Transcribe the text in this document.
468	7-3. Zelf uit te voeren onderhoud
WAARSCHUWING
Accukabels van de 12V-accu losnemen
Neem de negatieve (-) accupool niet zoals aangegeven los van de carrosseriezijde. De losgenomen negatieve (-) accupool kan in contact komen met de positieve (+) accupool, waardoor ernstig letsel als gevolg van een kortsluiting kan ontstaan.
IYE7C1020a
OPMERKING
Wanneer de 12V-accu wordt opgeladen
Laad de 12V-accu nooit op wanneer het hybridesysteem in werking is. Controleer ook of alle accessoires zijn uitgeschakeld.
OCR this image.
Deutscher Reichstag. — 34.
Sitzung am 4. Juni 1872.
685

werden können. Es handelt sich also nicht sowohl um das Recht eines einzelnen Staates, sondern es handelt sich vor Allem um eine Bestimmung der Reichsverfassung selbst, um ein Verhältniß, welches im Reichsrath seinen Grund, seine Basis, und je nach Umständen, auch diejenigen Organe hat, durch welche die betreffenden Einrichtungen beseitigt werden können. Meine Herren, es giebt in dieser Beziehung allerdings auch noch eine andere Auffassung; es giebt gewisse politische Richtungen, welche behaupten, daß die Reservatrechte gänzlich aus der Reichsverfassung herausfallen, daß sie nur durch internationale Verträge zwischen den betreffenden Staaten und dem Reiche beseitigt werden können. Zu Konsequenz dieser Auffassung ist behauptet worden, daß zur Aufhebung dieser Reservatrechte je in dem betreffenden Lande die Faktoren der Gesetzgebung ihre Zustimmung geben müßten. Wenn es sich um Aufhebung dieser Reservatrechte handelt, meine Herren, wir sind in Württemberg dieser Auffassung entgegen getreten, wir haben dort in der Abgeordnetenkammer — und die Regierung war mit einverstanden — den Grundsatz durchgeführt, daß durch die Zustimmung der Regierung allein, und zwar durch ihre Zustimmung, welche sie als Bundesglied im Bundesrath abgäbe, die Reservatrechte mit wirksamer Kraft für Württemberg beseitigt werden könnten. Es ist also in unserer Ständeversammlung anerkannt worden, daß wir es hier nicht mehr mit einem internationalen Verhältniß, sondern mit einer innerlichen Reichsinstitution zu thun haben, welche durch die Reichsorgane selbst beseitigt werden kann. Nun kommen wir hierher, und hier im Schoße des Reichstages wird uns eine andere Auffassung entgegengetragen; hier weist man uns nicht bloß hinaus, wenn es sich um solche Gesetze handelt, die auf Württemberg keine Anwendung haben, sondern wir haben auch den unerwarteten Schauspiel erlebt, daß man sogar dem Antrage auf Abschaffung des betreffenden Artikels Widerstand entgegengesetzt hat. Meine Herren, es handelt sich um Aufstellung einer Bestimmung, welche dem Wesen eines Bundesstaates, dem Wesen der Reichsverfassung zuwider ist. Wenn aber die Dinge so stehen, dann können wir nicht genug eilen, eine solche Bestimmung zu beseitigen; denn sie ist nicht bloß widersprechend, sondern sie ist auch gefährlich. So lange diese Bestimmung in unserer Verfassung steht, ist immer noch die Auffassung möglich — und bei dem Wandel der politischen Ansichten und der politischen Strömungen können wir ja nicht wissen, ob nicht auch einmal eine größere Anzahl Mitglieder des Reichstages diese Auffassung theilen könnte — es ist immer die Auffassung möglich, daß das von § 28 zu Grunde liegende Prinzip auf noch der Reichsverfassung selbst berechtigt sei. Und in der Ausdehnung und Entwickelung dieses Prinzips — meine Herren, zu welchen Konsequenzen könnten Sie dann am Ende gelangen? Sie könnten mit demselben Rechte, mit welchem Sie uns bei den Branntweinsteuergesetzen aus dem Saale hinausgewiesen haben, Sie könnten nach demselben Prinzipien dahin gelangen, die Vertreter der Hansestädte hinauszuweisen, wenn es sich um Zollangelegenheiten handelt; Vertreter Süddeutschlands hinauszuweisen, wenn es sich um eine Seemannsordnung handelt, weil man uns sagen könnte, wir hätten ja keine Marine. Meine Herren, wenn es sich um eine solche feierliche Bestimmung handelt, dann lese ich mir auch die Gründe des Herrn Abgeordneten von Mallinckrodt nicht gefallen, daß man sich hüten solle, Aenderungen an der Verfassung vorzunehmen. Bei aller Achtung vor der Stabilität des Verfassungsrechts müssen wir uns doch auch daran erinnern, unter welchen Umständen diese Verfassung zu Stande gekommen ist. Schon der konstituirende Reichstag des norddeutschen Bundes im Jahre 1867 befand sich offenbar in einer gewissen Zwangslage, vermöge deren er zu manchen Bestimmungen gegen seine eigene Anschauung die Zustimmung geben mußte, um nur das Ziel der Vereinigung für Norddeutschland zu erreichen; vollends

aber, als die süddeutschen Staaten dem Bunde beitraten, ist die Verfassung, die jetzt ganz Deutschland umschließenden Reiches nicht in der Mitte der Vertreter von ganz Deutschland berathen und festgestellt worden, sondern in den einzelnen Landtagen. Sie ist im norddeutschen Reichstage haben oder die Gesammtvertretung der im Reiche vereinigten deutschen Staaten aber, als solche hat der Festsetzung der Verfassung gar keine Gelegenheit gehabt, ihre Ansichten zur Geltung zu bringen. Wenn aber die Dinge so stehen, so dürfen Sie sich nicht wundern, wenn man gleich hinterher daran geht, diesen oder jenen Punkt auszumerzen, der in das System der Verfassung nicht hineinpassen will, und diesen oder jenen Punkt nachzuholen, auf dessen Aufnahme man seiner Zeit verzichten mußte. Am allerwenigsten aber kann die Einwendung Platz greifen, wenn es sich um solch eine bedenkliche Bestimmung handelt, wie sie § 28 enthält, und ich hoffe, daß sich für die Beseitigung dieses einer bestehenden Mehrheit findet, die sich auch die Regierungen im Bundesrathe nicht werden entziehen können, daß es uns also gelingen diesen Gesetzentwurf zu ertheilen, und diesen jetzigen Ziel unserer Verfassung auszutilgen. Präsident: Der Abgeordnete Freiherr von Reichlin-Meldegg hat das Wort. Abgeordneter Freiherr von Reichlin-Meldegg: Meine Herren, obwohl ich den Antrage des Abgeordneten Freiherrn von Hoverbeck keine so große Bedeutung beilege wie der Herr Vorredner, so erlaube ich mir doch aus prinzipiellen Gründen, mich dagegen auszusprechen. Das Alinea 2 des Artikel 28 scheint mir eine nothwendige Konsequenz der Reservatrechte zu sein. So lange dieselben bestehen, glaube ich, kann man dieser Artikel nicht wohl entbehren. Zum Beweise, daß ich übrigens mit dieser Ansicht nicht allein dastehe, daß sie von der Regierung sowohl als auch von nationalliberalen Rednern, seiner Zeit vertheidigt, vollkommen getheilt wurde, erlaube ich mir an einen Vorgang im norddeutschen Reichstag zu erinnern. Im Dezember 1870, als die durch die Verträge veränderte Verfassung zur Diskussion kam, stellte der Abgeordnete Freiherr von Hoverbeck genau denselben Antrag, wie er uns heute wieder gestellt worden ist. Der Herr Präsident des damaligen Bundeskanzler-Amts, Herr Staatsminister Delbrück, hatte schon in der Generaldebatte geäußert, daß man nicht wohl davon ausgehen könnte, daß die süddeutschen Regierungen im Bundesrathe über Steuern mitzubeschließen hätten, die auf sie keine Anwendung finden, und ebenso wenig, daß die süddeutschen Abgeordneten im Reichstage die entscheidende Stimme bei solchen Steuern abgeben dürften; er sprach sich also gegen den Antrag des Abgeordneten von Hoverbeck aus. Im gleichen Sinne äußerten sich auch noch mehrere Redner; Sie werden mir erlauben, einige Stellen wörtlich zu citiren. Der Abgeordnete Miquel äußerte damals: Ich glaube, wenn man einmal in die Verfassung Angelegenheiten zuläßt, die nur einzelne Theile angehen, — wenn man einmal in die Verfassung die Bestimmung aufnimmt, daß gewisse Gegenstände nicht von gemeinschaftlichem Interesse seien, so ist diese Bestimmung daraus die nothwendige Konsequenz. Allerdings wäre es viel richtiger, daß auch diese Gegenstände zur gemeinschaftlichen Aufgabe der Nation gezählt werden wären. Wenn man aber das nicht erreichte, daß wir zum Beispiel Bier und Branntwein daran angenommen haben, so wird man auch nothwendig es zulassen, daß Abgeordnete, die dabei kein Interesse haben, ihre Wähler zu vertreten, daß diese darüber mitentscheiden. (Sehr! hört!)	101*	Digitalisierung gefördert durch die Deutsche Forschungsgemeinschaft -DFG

═══

### THE TASK
The lines that contain the word "this" are wanted; copy each of them from the records.

### WRITTEN RESPONSE
Transcribe the text in this document.
OCR this image.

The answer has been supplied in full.